start Dataset records

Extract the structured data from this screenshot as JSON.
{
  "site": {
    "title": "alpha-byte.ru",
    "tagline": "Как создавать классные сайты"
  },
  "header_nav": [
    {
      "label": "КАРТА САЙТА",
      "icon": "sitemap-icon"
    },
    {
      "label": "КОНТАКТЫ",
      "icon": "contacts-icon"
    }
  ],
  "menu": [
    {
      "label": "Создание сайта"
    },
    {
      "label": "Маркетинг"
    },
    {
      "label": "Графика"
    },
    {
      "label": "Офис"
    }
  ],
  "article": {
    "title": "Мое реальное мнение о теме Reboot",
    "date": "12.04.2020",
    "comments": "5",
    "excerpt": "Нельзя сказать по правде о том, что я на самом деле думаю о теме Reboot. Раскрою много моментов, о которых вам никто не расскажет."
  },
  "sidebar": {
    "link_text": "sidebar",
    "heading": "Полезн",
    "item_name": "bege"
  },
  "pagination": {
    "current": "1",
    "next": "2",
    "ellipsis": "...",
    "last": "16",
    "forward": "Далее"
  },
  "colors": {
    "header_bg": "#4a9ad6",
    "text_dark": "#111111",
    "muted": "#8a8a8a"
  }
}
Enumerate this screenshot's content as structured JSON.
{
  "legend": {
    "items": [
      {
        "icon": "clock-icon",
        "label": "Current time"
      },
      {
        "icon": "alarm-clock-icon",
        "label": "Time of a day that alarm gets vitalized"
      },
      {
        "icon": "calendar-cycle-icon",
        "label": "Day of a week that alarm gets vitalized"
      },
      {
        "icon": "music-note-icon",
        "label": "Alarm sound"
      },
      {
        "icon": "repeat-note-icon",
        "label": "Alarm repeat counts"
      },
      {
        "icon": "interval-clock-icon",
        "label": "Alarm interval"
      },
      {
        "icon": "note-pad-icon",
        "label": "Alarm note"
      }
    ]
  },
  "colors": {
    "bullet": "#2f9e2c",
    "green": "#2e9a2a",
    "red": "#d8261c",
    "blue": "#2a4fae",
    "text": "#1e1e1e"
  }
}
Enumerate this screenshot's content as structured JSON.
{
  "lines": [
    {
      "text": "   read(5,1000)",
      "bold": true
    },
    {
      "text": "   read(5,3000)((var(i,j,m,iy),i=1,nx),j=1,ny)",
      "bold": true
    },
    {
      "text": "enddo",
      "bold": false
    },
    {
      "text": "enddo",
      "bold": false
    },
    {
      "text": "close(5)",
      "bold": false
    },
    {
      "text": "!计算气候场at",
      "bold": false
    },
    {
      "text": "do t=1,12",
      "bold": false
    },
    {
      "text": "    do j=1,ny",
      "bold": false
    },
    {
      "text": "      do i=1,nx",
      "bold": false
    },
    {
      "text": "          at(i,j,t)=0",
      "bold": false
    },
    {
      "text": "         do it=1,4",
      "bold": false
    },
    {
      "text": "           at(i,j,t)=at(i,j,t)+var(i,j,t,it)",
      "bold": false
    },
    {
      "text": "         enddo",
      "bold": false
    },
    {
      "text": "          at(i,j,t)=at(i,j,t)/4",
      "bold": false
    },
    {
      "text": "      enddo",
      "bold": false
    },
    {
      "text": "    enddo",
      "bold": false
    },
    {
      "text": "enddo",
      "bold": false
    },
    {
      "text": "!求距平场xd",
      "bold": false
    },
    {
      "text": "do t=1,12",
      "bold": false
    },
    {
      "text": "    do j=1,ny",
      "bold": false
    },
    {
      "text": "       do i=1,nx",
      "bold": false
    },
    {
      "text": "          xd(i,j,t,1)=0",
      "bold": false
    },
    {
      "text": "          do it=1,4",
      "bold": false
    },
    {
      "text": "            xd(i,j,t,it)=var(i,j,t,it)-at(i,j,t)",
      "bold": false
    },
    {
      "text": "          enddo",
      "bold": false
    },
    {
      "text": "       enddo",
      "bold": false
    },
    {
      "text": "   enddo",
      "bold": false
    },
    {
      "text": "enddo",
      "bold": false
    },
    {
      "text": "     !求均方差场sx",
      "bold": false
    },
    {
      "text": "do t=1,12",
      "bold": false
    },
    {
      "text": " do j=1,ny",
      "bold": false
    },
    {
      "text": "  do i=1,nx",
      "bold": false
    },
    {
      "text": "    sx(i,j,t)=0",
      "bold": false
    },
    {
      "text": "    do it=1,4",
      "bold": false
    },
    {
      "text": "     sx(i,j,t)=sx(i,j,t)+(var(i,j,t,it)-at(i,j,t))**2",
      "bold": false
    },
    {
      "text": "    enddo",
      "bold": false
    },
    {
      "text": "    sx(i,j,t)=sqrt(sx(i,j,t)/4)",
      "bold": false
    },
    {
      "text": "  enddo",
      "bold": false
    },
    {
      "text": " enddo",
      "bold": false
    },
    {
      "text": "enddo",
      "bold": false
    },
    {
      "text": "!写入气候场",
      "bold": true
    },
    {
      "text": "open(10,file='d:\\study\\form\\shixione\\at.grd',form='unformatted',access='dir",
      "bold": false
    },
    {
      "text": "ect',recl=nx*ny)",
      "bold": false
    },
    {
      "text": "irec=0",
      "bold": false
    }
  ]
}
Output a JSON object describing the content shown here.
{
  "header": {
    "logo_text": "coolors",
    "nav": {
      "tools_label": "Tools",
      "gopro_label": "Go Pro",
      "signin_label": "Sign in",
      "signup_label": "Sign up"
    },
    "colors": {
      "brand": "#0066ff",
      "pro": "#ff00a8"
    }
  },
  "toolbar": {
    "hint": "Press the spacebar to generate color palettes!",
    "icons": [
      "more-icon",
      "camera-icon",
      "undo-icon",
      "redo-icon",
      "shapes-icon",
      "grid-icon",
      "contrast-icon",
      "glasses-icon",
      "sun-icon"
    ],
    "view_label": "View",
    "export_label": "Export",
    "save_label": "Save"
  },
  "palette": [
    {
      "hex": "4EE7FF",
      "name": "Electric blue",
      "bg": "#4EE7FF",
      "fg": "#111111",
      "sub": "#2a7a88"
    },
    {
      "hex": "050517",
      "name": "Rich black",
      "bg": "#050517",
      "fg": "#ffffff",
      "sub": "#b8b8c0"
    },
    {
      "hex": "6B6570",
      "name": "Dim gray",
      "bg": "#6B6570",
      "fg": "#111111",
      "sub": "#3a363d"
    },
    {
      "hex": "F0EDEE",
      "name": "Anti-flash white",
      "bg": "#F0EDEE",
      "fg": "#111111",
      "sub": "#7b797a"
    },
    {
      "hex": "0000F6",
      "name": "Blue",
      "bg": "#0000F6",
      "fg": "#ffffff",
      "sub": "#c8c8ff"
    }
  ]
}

end Dataset records

*Task brief*:
Gather all the lines that include the word "note" and copy them out.

*Answer for this exercise*:
        "icon": "music-note-icon",
        "icon": "repeat-note-icon",
        "icon": "note-pad-icon",
        "label": "Alarm note"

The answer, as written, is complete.